Task details |
Count every line in the entries that contains "рублей". Report that count alone.

Data entries
(begin)

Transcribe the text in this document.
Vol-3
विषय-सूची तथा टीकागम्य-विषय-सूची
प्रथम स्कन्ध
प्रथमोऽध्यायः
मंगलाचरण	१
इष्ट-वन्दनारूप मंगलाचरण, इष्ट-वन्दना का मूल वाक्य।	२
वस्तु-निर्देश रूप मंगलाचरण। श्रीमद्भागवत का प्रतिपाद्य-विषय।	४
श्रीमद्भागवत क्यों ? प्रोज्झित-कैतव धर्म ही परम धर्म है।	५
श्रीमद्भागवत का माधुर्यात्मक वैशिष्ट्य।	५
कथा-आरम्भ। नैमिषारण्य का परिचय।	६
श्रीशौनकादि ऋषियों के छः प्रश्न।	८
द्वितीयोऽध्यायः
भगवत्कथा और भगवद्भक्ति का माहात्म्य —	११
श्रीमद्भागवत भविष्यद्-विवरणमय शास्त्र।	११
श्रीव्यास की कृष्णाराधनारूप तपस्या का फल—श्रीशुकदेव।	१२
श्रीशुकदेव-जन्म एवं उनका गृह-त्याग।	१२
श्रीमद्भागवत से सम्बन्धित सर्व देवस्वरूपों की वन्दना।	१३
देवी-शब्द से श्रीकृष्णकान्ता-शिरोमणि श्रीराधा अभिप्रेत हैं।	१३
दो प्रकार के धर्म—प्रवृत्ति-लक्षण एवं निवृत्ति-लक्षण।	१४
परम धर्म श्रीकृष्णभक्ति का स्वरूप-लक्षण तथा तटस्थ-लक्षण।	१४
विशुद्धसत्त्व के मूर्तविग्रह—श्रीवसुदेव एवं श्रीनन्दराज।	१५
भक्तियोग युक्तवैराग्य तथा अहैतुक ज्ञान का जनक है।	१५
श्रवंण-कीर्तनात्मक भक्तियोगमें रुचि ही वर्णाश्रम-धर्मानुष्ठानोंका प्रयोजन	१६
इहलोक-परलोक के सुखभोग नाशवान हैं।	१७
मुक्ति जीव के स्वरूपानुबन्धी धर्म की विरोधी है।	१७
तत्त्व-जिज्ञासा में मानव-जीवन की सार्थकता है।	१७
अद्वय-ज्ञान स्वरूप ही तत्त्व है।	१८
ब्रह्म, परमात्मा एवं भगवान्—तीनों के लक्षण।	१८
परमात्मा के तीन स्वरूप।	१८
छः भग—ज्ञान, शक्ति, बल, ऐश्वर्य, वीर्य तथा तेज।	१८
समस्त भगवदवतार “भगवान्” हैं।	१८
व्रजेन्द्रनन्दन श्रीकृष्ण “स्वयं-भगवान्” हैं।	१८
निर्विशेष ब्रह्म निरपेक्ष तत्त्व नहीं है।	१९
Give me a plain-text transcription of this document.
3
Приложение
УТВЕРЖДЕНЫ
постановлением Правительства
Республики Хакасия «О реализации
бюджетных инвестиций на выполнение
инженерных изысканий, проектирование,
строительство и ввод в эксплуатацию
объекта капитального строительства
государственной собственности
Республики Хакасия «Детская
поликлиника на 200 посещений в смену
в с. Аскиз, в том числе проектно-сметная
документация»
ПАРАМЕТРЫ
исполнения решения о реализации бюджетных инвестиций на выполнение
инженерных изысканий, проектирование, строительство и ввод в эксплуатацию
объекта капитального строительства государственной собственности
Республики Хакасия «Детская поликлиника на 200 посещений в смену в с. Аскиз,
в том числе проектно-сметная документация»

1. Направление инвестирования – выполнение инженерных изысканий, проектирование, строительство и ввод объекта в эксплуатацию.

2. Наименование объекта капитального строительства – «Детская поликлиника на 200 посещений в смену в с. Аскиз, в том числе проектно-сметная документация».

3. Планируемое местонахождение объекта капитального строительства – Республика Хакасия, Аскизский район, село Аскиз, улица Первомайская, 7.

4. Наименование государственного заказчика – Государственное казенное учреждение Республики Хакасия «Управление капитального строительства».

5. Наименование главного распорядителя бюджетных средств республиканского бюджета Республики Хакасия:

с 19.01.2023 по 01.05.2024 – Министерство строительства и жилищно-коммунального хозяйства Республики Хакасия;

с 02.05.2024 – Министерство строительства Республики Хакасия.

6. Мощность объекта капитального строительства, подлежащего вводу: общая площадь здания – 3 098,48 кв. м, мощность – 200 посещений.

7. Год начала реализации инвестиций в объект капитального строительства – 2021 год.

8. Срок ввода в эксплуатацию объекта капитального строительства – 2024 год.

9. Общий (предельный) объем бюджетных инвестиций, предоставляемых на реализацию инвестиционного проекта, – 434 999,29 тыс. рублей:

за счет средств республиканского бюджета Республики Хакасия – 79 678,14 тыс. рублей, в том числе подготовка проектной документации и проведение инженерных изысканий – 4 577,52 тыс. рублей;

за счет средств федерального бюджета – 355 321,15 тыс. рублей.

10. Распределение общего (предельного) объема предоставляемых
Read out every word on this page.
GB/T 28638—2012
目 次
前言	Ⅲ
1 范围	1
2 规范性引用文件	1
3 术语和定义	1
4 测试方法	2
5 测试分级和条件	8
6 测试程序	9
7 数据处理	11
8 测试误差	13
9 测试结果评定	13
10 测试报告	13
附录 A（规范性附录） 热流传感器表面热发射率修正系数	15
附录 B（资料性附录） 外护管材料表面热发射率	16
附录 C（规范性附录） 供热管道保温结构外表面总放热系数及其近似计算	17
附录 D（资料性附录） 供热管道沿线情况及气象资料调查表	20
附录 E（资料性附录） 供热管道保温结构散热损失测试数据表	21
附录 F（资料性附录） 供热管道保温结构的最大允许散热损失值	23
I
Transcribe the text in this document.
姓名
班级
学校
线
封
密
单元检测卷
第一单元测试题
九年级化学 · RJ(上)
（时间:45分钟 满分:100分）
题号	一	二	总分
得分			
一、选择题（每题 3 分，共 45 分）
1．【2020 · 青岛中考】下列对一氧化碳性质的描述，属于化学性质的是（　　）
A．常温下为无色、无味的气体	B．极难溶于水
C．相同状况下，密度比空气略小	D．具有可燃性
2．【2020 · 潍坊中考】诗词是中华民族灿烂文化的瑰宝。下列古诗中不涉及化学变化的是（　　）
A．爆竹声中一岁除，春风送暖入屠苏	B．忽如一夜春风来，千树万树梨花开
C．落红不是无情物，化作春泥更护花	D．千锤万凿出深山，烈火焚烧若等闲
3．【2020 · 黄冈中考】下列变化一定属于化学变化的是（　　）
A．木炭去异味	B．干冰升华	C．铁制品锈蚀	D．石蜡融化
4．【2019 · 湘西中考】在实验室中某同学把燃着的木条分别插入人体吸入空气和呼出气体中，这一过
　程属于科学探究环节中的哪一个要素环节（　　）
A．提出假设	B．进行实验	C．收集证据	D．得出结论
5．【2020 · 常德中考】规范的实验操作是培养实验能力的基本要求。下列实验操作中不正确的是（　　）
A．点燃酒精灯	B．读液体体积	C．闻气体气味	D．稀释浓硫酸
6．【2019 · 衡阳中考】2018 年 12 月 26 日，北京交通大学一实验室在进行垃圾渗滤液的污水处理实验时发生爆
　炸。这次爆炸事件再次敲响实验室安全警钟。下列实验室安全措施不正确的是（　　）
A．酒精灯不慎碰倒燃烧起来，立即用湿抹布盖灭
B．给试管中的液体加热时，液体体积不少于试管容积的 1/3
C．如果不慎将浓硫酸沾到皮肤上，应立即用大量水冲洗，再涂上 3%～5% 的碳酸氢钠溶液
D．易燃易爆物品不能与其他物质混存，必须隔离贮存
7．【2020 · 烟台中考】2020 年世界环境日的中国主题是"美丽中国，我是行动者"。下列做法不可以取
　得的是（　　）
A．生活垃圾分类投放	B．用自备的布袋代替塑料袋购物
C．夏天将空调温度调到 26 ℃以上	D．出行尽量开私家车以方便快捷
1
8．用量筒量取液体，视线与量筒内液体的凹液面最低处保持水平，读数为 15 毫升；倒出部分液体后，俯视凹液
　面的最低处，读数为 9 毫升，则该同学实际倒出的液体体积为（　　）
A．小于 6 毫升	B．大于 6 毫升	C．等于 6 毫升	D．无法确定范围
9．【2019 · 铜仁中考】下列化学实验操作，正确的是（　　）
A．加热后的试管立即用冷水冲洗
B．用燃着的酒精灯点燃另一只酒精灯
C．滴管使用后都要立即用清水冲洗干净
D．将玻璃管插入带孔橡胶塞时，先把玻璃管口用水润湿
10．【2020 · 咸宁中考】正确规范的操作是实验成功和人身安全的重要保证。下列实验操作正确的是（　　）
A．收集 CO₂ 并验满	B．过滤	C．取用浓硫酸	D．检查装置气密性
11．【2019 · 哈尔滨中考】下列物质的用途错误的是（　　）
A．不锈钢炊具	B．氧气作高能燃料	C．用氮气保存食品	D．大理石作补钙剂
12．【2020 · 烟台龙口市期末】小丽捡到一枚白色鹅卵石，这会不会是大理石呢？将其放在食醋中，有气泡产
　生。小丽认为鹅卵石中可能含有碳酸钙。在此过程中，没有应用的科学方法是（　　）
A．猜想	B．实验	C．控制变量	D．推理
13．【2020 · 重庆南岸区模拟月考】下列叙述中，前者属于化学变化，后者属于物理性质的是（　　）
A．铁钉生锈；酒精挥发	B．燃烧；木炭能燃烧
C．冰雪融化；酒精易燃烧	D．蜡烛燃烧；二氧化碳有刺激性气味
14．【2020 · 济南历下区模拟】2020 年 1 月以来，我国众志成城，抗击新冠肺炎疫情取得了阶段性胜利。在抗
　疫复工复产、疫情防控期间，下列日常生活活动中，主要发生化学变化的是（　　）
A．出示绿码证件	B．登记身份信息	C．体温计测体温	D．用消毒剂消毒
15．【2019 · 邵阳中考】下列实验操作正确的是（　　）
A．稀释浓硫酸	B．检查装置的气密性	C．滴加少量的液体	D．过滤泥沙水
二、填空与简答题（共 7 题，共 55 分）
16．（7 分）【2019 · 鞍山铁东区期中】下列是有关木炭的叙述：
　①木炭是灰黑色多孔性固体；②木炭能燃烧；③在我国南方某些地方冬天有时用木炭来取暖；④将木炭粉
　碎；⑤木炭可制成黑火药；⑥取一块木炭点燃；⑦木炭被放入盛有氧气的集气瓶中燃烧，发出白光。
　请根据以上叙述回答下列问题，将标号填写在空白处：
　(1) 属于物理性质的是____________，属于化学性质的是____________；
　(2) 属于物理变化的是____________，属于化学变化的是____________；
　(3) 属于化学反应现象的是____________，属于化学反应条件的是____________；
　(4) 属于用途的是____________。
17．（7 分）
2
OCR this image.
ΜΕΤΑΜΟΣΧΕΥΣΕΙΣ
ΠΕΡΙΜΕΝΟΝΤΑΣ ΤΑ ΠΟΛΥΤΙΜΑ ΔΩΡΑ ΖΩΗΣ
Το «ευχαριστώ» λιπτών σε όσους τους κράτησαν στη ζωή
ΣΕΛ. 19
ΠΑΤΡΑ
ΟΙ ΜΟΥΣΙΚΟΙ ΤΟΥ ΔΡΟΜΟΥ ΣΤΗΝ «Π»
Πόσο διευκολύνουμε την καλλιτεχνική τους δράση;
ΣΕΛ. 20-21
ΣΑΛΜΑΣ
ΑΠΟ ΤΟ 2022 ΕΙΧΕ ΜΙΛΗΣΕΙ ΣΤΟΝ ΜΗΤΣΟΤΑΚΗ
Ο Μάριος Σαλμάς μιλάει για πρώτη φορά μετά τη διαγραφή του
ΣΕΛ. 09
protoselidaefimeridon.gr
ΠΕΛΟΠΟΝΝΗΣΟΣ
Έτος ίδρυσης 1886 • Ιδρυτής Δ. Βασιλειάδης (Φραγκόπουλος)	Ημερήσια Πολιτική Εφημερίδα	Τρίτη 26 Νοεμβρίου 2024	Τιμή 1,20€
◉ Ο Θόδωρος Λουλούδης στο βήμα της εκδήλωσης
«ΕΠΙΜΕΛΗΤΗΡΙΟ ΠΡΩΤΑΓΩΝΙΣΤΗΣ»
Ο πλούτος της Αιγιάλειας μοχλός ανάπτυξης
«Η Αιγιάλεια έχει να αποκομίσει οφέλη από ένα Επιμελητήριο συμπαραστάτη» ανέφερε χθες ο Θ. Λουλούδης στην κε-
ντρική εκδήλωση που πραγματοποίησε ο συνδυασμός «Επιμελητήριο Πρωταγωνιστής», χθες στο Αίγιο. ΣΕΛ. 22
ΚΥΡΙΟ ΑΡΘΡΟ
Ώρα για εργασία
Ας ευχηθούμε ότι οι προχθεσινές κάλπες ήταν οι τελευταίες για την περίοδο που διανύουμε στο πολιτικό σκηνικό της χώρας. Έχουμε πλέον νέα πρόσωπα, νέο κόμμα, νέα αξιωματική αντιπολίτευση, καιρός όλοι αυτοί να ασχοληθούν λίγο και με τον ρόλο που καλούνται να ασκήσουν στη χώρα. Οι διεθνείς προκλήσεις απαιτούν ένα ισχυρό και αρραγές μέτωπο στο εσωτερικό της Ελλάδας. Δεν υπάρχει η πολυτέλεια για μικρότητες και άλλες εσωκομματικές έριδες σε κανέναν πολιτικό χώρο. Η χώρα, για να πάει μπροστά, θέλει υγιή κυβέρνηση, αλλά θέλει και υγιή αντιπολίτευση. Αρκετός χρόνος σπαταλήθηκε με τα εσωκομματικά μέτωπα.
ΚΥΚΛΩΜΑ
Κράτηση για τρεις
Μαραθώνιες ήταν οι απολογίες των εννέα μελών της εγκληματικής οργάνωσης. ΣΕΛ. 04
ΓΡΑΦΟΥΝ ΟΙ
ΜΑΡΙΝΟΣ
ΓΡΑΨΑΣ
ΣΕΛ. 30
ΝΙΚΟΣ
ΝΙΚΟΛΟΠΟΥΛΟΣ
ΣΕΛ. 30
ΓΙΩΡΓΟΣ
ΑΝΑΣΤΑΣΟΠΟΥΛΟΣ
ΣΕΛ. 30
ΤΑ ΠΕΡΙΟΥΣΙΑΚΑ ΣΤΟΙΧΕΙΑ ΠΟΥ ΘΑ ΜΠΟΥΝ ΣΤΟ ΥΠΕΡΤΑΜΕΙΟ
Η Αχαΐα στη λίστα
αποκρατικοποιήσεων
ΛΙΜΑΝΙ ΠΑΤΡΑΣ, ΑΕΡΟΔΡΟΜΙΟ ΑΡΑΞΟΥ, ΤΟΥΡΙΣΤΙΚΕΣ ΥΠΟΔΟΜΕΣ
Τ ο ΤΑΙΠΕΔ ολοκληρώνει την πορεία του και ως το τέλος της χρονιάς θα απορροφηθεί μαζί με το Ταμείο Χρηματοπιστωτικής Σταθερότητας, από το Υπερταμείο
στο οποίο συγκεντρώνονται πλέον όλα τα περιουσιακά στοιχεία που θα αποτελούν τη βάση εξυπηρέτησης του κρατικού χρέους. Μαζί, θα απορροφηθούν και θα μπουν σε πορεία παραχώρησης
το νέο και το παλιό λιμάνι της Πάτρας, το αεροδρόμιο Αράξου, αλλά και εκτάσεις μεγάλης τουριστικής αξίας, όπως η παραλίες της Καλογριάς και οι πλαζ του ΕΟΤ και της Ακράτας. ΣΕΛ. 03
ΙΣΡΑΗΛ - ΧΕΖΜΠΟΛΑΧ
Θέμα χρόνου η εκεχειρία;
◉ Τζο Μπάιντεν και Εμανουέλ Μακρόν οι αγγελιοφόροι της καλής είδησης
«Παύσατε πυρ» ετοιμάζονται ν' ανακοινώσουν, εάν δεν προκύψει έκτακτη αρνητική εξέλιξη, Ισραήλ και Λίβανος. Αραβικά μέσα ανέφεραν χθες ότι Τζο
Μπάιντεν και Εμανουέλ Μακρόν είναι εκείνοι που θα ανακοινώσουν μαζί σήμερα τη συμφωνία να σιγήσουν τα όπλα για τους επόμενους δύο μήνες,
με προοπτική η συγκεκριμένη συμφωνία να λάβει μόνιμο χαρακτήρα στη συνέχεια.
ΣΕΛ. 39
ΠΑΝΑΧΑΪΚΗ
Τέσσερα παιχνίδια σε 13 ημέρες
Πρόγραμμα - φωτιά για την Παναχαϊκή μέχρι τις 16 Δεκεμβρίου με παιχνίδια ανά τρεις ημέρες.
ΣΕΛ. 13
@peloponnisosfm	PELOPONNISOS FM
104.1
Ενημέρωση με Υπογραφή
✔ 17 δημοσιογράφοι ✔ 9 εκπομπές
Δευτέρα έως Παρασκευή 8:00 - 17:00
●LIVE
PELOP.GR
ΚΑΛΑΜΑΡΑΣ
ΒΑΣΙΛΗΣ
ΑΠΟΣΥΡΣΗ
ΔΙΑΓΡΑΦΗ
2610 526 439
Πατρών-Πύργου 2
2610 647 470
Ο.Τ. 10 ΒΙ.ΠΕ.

(end)

Output |
3